• _Required work_: Select all lines in the records that include "JSON".

>> Begin Data for this exercise

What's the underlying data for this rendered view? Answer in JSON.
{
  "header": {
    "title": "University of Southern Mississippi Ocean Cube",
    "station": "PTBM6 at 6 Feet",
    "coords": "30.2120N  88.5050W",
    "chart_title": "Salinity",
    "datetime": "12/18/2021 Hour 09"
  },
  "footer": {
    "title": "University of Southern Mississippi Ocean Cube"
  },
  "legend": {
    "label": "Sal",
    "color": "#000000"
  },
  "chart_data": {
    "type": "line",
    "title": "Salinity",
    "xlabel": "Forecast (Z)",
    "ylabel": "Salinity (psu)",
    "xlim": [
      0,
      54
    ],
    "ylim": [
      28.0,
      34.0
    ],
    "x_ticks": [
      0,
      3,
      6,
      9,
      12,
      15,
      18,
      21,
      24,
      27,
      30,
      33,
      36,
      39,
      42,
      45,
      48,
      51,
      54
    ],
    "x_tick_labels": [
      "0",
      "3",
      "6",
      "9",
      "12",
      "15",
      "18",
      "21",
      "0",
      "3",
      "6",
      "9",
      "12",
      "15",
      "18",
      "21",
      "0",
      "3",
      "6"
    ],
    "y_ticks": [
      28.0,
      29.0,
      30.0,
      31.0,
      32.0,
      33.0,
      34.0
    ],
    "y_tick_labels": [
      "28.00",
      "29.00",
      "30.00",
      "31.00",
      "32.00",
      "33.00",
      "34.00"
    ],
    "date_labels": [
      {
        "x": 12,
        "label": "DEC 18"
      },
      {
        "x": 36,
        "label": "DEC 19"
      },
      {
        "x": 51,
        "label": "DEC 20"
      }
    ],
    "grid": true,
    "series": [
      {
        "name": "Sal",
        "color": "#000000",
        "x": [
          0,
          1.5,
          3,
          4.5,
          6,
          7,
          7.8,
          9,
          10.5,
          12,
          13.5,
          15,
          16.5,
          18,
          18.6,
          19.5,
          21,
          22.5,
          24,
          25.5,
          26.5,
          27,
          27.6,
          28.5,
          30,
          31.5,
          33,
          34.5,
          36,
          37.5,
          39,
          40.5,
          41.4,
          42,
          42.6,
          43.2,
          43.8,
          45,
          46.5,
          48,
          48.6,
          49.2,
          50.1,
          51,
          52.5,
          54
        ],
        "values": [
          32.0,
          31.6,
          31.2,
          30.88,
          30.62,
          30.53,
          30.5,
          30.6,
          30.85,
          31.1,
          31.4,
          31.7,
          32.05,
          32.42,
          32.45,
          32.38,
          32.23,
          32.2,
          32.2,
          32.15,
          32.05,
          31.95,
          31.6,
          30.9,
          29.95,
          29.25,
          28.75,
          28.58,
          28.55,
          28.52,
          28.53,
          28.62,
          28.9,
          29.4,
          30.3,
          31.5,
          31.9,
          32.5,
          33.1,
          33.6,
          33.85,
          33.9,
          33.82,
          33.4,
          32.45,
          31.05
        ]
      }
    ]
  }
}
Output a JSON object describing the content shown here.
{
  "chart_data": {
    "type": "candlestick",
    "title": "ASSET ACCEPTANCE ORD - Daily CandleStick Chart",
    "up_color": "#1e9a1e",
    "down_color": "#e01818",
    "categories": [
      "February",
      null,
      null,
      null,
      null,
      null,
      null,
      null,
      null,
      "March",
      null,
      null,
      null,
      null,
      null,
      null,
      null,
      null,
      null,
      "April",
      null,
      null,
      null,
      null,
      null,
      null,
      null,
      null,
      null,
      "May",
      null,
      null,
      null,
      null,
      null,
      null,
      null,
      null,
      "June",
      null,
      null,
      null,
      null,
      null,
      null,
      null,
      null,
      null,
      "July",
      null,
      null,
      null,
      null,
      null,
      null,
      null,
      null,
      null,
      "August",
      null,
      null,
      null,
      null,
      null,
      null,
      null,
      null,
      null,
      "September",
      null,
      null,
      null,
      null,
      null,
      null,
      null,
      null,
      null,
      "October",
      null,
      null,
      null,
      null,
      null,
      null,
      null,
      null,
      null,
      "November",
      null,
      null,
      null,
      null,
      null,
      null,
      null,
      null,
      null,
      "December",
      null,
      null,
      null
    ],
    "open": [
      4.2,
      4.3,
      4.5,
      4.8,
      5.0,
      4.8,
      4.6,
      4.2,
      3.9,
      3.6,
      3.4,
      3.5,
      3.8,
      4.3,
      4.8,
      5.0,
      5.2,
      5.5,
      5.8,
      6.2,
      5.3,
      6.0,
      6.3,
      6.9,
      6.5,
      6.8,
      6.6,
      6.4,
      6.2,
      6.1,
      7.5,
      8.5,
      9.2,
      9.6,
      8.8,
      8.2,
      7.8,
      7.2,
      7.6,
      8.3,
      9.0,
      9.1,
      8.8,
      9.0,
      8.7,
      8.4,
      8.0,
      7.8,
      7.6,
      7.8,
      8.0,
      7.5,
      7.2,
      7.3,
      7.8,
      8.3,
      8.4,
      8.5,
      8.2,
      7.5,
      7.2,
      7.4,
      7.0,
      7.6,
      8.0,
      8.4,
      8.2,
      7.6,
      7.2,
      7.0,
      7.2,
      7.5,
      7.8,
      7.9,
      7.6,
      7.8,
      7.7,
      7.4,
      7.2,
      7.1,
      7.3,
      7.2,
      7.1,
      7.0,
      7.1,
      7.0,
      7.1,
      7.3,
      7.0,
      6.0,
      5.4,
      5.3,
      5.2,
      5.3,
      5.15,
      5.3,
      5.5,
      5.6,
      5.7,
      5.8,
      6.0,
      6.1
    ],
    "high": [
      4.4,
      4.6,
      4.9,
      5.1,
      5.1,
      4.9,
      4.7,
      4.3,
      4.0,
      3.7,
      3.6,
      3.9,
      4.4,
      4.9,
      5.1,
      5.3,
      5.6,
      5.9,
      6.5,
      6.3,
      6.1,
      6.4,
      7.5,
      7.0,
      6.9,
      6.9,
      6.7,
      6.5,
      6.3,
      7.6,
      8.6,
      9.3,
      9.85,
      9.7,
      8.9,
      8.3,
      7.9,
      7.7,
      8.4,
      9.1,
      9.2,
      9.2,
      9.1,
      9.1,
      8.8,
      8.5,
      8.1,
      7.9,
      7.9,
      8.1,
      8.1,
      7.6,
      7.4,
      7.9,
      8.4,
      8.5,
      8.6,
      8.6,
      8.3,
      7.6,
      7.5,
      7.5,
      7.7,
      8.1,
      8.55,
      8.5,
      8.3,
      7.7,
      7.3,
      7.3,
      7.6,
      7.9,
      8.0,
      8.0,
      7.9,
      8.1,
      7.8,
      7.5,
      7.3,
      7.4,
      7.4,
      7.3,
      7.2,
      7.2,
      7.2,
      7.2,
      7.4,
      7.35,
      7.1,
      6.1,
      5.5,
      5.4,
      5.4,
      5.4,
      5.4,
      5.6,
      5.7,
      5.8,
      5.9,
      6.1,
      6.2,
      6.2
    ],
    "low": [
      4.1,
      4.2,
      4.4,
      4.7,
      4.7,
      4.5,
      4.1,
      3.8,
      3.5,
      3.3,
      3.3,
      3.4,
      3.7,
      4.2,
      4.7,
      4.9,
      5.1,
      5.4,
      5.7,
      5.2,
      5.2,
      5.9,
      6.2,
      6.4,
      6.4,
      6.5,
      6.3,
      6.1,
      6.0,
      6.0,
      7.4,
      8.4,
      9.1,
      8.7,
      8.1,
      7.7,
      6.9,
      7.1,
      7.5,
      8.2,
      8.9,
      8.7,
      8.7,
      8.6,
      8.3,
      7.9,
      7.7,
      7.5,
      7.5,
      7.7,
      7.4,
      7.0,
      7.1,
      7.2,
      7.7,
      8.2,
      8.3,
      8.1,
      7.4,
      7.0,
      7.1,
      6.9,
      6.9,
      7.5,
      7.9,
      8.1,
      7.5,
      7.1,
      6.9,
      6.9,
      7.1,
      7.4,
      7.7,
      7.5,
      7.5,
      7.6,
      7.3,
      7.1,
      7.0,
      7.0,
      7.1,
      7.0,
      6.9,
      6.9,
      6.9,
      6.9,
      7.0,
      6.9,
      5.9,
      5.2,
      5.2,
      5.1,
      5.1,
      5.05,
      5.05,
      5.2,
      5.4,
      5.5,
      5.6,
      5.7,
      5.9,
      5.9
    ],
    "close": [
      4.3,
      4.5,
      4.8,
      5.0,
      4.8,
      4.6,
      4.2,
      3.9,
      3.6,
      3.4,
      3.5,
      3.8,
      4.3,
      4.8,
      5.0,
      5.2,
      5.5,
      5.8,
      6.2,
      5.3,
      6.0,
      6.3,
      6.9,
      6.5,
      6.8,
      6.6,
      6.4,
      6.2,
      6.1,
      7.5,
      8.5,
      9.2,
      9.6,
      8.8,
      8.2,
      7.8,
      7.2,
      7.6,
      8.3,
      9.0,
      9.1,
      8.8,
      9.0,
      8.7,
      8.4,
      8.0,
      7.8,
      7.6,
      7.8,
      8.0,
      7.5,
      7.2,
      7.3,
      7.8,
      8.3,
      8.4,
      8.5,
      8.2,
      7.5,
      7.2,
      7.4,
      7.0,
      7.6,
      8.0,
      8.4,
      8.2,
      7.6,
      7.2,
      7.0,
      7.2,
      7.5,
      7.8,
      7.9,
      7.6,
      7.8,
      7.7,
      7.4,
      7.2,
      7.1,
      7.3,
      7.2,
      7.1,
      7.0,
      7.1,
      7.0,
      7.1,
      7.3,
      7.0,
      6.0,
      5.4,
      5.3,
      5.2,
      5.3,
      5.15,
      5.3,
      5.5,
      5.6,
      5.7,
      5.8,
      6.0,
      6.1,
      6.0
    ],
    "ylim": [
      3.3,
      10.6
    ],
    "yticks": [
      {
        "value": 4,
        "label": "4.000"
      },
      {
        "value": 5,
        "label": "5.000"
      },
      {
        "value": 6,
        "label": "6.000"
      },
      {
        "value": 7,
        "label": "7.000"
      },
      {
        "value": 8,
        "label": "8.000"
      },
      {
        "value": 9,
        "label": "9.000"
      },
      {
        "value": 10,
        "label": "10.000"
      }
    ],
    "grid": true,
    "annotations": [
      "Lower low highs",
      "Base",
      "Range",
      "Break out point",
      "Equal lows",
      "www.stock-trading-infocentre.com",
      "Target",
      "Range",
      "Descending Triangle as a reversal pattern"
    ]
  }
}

>> End Data for this exercise

• _Result of this task_:
What's the underlying data for this rendered view? Answer in JSON.
Output a JSON object describing the content shown here.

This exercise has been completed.